• _EXERCISE DETAILS_:
The data below is to be returned in full and exactly.

---- PROVIDED MATERIAL

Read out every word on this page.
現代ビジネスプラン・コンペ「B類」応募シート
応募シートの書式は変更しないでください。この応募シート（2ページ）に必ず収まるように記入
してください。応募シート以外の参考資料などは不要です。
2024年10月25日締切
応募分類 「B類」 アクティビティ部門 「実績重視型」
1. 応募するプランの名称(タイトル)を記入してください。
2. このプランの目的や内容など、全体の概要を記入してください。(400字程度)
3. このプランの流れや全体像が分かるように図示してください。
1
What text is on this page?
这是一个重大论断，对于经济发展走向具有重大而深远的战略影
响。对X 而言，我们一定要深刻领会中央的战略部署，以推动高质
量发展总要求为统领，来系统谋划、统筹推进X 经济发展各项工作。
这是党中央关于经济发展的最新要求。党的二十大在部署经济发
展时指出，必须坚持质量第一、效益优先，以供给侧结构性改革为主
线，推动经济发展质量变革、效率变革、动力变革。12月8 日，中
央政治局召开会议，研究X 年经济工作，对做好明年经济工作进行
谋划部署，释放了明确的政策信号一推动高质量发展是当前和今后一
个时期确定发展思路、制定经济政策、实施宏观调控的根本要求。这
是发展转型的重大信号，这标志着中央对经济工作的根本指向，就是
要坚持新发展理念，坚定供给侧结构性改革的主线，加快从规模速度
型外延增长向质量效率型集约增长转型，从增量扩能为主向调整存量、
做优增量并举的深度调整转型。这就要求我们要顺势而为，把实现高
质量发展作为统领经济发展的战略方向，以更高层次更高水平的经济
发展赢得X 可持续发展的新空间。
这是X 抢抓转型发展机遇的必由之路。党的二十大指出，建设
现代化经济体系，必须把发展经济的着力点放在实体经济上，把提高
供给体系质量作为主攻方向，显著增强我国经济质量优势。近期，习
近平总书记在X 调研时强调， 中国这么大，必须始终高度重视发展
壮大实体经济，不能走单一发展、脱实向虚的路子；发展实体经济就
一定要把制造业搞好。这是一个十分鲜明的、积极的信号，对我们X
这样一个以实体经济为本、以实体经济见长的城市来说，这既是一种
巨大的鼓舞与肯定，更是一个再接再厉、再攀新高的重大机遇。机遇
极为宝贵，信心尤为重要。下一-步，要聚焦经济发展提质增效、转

--------

• _EXPECTED ANSWER_:
Read out every word on this page.
現代ビジネスプラン・コンペ「B類」応募シート
応募シートの書式は変更しないでください。この応募シート（2ページ）に必ず収まるように記入
してください。応募シート以外の参考資料などは不要です。
2024年10月25日締切
応募分類 「B類」 アクティビティ部門 「実績重視型」
1. 応募するプランの名称(タイトル)を記入してください。
2. このプランの目的や内容など、全体の概要を記入してください。(400字程度)
3. このプランの流れや全体像が分かるように図示してください。
1
What text is on this page?
这是一个重大论断，对于经济发展走向具有重大而深远的战略影
响。对X 而言，我们一定要深刻领会中央的战略部署，以推动高质
量发展总要求为统领，来系统谋划、统筹推进X 经济发展各项工作。
这是党中央关于经济发展的最新要求。党的二十大在部署经济发
展时指出，必须坚持质量第一、效益优先，以供给侧结构性改革为主
线，推动经济发展质量变革、效率变革、动力变革。12月8 日，中
央政治局召开会议，研究X 年经济工作，对做好明年经济工作进行
谋划部署，释放了明确的政策信号一推动高质量发展是当前和今后一
个时期确定发展思路、制定经济政策、实施宏观调控的根本要求。这
是发展转型的重大信号，这标志着中央对经济工作的根本指向，就是
要坚持新发展理念，坚定供给侧结构性改革的主线，加快从规模速度
型外延增长向质量效率型集约增长转型，从增量扩能为主向调整存量、
做优增量并举的深度调整转型。这就要求我们要顺势而为，把实现高
质量发展作为统领经济发展的战略方向，以更高层次更高水平的经济
发展赢得X 可持续发展的新空间。
这是X 抢抓转型发展机遇的必由之路。党的二十大指出，建设
现代化经济体系，必须把发展经济的着力点放在实体经济上，把提高
供给体系质量作为主攻方向，显著增强我国经济质量优势。近期，习
近平总书记在X 调研时强调， 中国这么大，必须始终高度重视发展
壮大实体经济，不能走单一发展、脱实向虚的路子；发展实体经济就
一定要把制造业搞好。这是一个十分鲜明的、积极的信号，对我们X
这样一个以实体经济为本、以实体经济见长的城市来说，这既是一种
巨大的鼓舞与肯定，更是一个再接再厉、再攀新高的重大机遇。机遇
极为宝贵，信心尤为重要。下一-步，要聚焦经济发展提质增效、转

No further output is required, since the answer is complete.